AFM Topographical, Colloidal Probe Measurements and Cohesion–Adhesion

Analysis of Drugs

The surface topography of drug crystal surfaces was investigated using the AFM in its conventional imaging Tapping Mode operation with a high-aspect-ratio silicon probe (OTESP, Digital Instruments, UK), at a scan rate of 0.7 Hz. Colloid probes were prepared by mounting an individual micronized drug particle (approximate diameter 5 μm) onto a V-shaped tipless cantilever (spring constant k = 0.32 N/m, DNP-020, DI, Cambridge, UK) using a quick-setting epoxy resin (18). The micromanipulation technique is described in detail elsewhere (19). The measurement of the forces of adhesion and cohesion between individual particles and their respective crystal surfaces were carried out with the in situ liquid AFM cell in purified HPFP (20,21). All AFM studies were performed using a commercially available Multi Mode AFM with a Nanoscope IIIa controller (Digital Instruments (DI), Cambridge, UK). The use of HPFP as a model system for studying the behaviour of pMDIs, has been extensively studied by Rogueda (22). AFM force distance measurements were performed according method described in Traini et al., (5) while the Cohesive/Adhesive balance (CAB) approach as described by Begat et al., (9).

Pressurised Metered Dose Inhalers Manufacture

Accurately, 25.0 mg of micronised drug material (12.5 mg of each drug for combination formulations) were weighted into aluminium canisters. Each canister was fitted with a 50 μl metering valve and crimped. 10 g of HFA134a was pressure filled into each canister. Calculated theoretical dose for each actuation was 125 μg. Cans were sonicated for 20 min and left to stabilise for 24 h at ambient temperature prior testing. All formulations manufactured for this study were produced under identical conditions.

### DATA SHOWN:
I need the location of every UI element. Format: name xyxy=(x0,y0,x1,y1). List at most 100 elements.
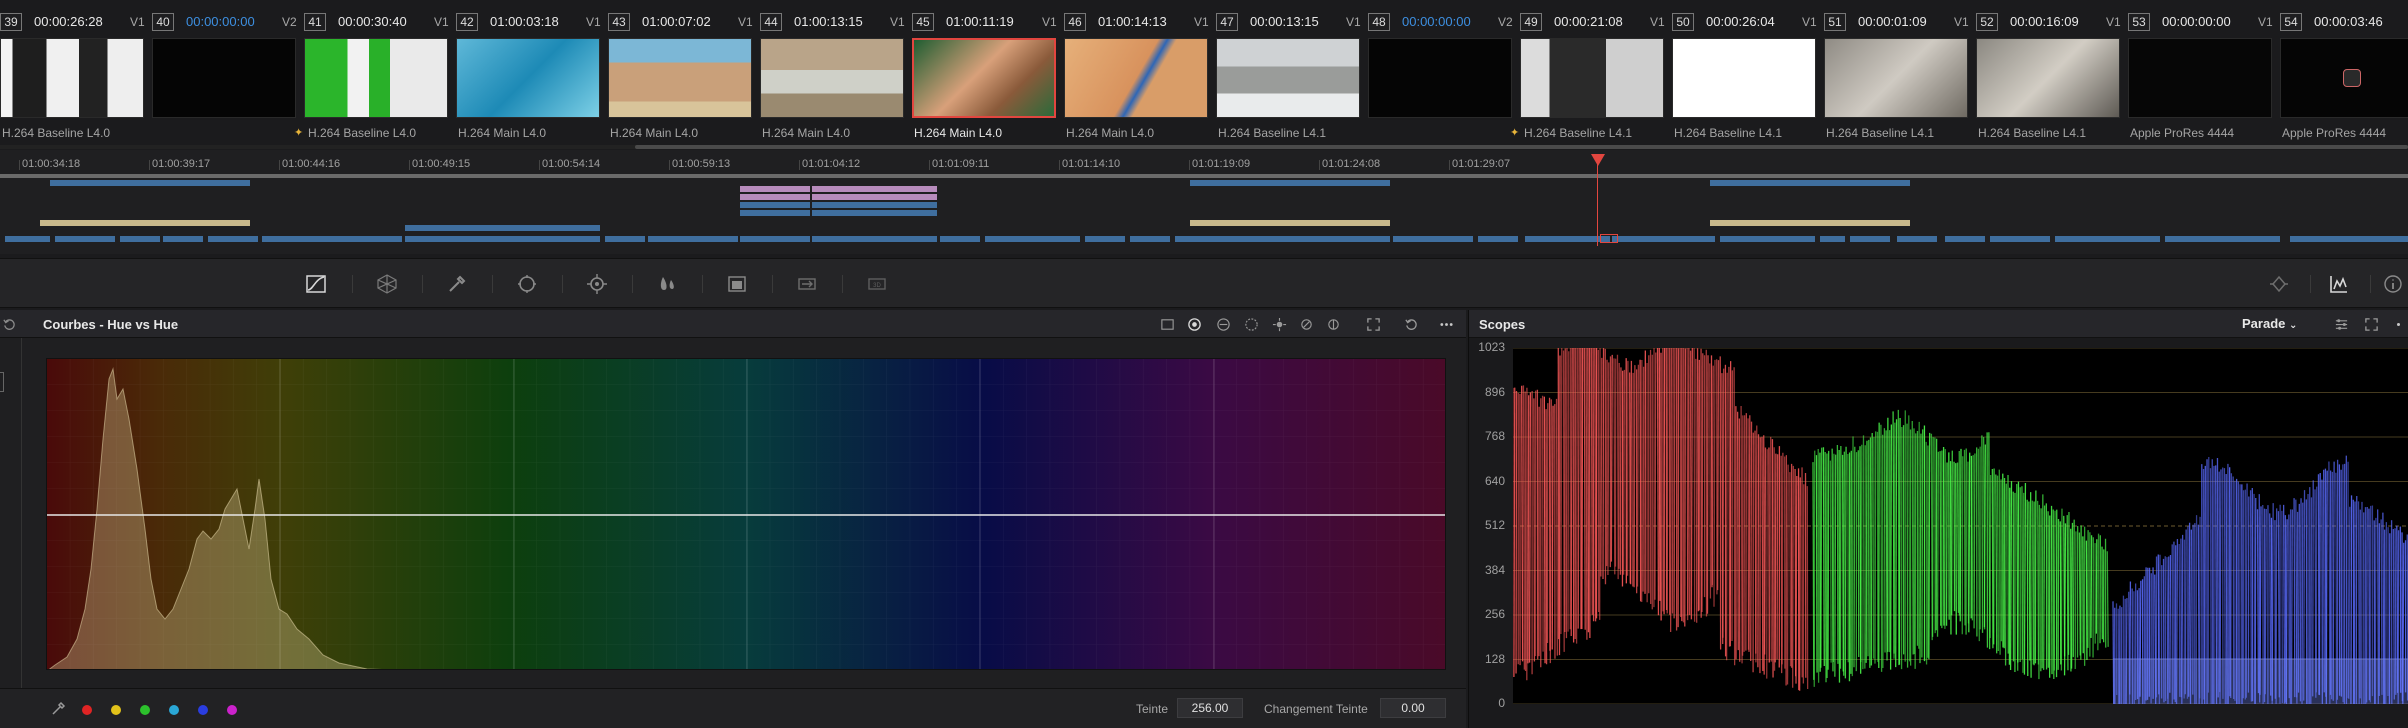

### STATED EXERCISE:
Repeat the methods text word for word, starting with "Accurately, 25.0 mg of" and going on through "under identical conditions.". The listing has no connection to the methods text.

### COMPLETE RESPONSE:
Accurately, 25.0 mg of micronised drug material (12.5 mg of each drug for combination formulations) were weighted into aluminium canisters. Each canister was fitted with a 50 μl metering valve and crimped. 10 g of HFA134a was pressure filled into each canister. Calculated theoretical dose for each actuation was 125 μg. Cans were sonicated for 20 min and left to stabilise for 24 h at ambient temperature prior testing. All formulations manufactured for this study were produced under identical conditions.